*TASK TO COMPLETE:* Repeat each entry in full, exactly.
•••••
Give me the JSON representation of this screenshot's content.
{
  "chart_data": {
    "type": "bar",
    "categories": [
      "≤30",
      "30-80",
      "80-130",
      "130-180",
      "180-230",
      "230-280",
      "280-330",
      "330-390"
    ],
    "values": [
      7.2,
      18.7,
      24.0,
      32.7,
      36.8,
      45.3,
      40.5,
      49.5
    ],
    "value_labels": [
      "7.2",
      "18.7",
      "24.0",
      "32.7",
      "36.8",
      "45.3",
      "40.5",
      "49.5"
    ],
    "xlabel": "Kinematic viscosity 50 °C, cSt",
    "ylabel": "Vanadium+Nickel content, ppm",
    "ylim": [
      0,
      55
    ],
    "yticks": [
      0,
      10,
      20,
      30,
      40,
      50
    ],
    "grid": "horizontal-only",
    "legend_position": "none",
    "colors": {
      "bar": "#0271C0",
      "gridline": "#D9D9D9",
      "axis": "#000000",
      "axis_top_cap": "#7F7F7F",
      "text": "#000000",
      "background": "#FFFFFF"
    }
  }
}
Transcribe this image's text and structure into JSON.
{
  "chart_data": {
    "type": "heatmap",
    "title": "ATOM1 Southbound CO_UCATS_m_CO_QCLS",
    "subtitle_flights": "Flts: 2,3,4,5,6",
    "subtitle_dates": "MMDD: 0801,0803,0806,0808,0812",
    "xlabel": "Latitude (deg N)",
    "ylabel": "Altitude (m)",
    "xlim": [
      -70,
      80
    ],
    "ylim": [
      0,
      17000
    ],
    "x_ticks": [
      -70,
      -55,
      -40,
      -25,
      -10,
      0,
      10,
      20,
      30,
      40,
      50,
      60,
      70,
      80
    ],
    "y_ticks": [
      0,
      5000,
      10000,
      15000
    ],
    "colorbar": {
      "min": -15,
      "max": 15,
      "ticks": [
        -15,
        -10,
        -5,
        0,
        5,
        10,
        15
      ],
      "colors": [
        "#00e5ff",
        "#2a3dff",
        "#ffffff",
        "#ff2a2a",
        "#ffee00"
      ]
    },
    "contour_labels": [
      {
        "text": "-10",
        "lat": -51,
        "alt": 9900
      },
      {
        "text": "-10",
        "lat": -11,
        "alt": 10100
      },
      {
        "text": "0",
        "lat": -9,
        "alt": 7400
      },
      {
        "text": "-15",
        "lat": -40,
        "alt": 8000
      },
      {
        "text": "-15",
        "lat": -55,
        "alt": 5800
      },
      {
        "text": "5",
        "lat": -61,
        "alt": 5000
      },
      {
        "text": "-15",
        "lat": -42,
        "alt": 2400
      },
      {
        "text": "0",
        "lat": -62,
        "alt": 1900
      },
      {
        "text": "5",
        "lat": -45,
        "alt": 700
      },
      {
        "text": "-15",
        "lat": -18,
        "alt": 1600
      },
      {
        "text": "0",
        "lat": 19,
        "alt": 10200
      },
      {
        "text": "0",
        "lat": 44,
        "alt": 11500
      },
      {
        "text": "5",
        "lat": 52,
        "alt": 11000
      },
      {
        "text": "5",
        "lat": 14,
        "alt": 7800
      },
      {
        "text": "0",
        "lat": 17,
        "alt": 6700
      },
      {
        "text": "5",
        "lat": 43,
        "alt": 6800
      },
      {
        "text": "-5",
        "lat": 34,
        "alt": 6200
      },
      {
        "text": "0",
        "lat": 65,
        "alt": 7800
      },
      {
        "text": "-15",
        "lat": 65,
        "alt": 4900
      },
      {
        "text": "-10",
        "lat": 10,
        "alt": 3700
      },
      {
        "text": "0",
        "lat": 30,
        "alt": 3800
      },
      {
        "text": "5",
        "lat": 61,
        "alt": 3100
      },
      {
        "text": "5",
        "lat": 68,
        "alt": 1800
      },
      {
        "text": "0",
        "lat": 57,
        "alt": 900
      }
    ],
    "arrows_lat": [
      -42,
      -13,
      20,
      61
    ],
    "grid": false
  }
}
•••••
*FINAL RESULT:*
Give me the JSON representation of this screenshot's content.
{
  "chart_data": {
    "type": "bar",
    "categories": [
      "≤30",
      "30-80",
      "80-130",
      "130-180",
      "180-230",
      "230-280",
      "280-330",
      "330-390"
    ],
    "values": [
      7.2,
      18.7,
      24.0,
      32.7,
      36.8,
      45.3,
      40.5,
      49.5
    ],
    "value_labels": [
      "7.2",
      "18.7",
      "24.0",
      "32.7",
      "36.8",
      "45.3",
      "40.5",
      "49.5"
    ],
    "xlabel": "Kinematic viscosity 50 °C, cSt",
    "ylabel": "Vanadium+Nickel content, ppm",
    "ylim": [
      0,
      55
    ],
    "yticks": [
      0,
      10,
      20,
      30,
      40,
      50
    ],
    "grid": "horizontal-only",
    "legend_position": "none",
    "colors": {
      "bar": "#0271C0",
      "gridline": "#D9D9D9",
      "axis": "#000000",
      "axis_top_cap": "#7F7F7F",
      "text": "#000000",
      "background": "#FFFFFF"
    }
  }
}
Transcribe this image's text and structure into JSON.
{
  "chart_data": {
    "type": "heatmap",
    "title": "ATOM1 Southbound CO_UCATS_m_CO_QCLS",
    "subtitle_flights": "Flts: 2,3,4,5,6",
    "subtitle_dates": "MMDD: 0801,0803,0806,0808,0812",
    "xlabel": "Latitude (deg N)",
    "ylabel": "Altitude (m)",
    "xlim": [
      -70,
      80
    ],
    "ylim": [
      0,
      17000
    ],
    "x_ticks": [
      -70,
      -55,
      -40,
      -25,
      -10,
      0,
      10,
      20,
      30,
      40,
      50,
      60,
      70,
      80
    ],
    "y_ticks": [
      0,
      5000,
      10000,
      15000
    ],
    "colorbar": {
      "min": -15,
      "max": 15,
      "ticks": [
        -15,
        -10,
        -5,
        0,
        5,
        10,
        15
      ],
      "colors": [
        "#00e5ff",
        "#2a3dff",
        "#ffffff",
        "#ff2a2a",
        "#ffee00"
      ]
    },
    "contour_labels": [
      {
        "text": "-10",
        "lat": -51,
        "alt": 9900
      },
      {
        "text": "-10",
        "lat": -11,
        "alt": 10100
      },
      {
        "text": "0",
        "lat": -9,
        "alt": 7400
      },
      {
        "text": "-15",
        "lat": -40,
        "alt": 8000
      },
      {
        "text": "-15",
        "lat": -55,
        "alt": 5800
      },
      {
        "text": "5",
        "lat": -61,
        "alt": 5000
      },
      {
        "text": "-15",
        "lat": -42,
        "alt": 2400
      },
      {
        "text": "0",
        "lat": -62,
        "alt": 1900
      },
      {
        "text": "5",
        "lat": -45,
        "alt": 700
      },
      {
        "text": "-15",
        "lat": -18,
        "alt": 1600
      },
      {
        "text": "0",
        "lat": 19,
        "alt": 10200
      },
      {
        "text": "0",
        "lat": 44,
        "alt": 11500
      },
      {
        "text": "5",
        "lat": 52,
        "alt": 11000
      },
      {
        "text": "5",
        "lat": 14,
        "alt": 7800
      },
      {
        "text": "0",
        "lat": 17,
        "alt": 6700
      },
      {
        "text": "5",
        "lat": 43,
        "alt": 6800
      },
      {
        "text": "-5",
        "lat": 34,
        "alt": 6200
      },
      {
        "text": "0",
        "lat": 65,
        "alt": 7800
      },
      {
        "text": "-15",
        "lat": 65,
        "alt": 4900
      },
      {
        "text": "-10",
        "lat": 10,
        "alt": 3700
      },
      {
        "text": "0",
        "lat": 30,
        "alt": 3800
      },
      {
        "text": "5",
        "lat": 61,
        "alt": 3100
      },
      {
        "text": "5",
        "lat": 68,
        "alt": 1800
      },
      {
        "text": "0",
        "lat": 57,
        "alt": 900
      }
    ],
    "arrows_lat": [
      -42,
      -13,
      20,
      61
    ],
    "grid": false
  }
}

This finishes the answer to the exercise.